● **Exercise details**:
Repeat every record below exactly, but leave out any pictures.

[Dataset rows]
** begin **
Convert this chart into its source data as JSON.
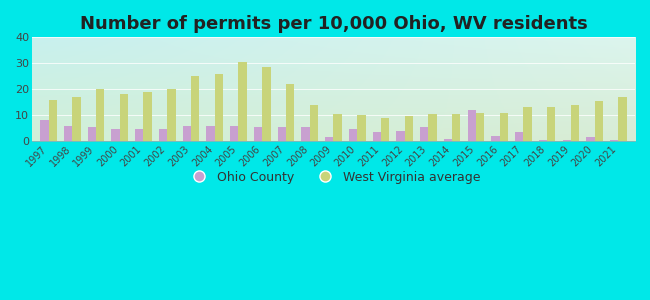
{
  "title": "Number of permits per 10,000 Ohio, WV residents",
  "years": [
    1997,
    1998,
    1999,
    2000,
    2001,
    2002,
    2003,
    2004,
    2005,
    2006,
    2007,
    2008,
    2009,
    2010,
    2011,
    2012,
    2013,
    2014,
    2015,
    2016,
    2017,
    2018,
    2019,
    2020,
    2021
  ],
  "ohio_county": [
    8.0,
    6.0,
    5.5,
    4.5,
    4.5,
    4.5,
    6.0,
    6.0,
    6.0,
    5.5,
    5.5,
    5.5,
    1.5,
    4.5,
    3.5,
    4.0,
    5.5,
    1.0,
    12.0,
    2.0,
    3.5,
    0.5,
    0.5,
    1.5,
    0.5
  ],
  "wv_average": [
    16.0,
    17.0,
    20.0,
    18.0,
    19.0,
    20.0,
    25.0,
    26.0,
    30.5,
    28.5,
    22.0,
    14.0,
    10.5,
    10.0,
    9.0,
    9.5,
    10.5,
    10.5,
    11.0,
    11.0,
    13.0,
    13.0,
    14.0,
    15.5,
    17.0
  ],
  "ohio_color": "#c8a0d0",
  "wv_color": "#c8d47a",
  "background_tl": "#c8f0ee",
  "background_br": "#d8ecd4",
  "outer_bg": "#00e8e8",
  "ylim": [
    0,
    40
  ],
  "yticks": [
    0,
    10,
    20,
    30,
    40
  ],
  "bar_width": 0.35,
  "title_fontsize": 13,
  "legend_ohio": "Ohio County",
  "legend_wv": "West Virginia average"
}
** end **
● **Response to this task**:
Convert this chart into its source data as JSON.
{
  "title": "Number of permits per 10,000 Ohio, WV residents",
  "years": [
    1997,
    1998,
    1999,
    2000,
    2001,
    2002,
    2003,
    2004,
    2005,
    2006,
    2007,
    2008,
    2009,
    2010,
    2011,
    2012,
    2013,
    2014,
    2015,
    2016,
    2017,
    2018,
    2019,
    2020,
    2021
  ],
  "ohio_county": [
    8.0,
    6.0,
    5.5,
    4.5,
    4.5,
    4.5,
    6.0,
    6.0,
    6.0,
    5.5,
    5.5,
    5.5,
    1.5,
    4.5,
    3.5,
    4.0,
    5.5,
    1.0,
    12.0,
    2.0,
    3.5,
    0.5,
    0.5,
    1.5,
    0.5
  ],
  "wv_average": [
    16.0,
    17.0,
    20.0,
    18.0,
    19.0,
    20.0,
    25.0,
    26.0,
    30.5,
    28.5,
    22.0,
    14.0,
    10.5,
    10.0,
    9.0,
    9.5,
    10.5,
    10.5,
    11.0,
    11.0,
    13.0,
    13.0,
    14.0,
    15.5,
    17.0
  ],
  "ohio_color": "#c8a0d0",
  "wv_color": "#c8d47a",
  "background_tl": "#c8f0ee",
  "background_br": "#d8ecd4",
  "outer_bg": "#00e8e8",
  "ylim": [
    0,
    40
  ],
  "yticks": [
    0,
    10,
    20,
    30,
    40
  ],
  "bar_width": 0.35,
  "title_fontsize": 13,
  "legend_ohio": "Ohio County",
  "legend_wv": "West Virginia average"
}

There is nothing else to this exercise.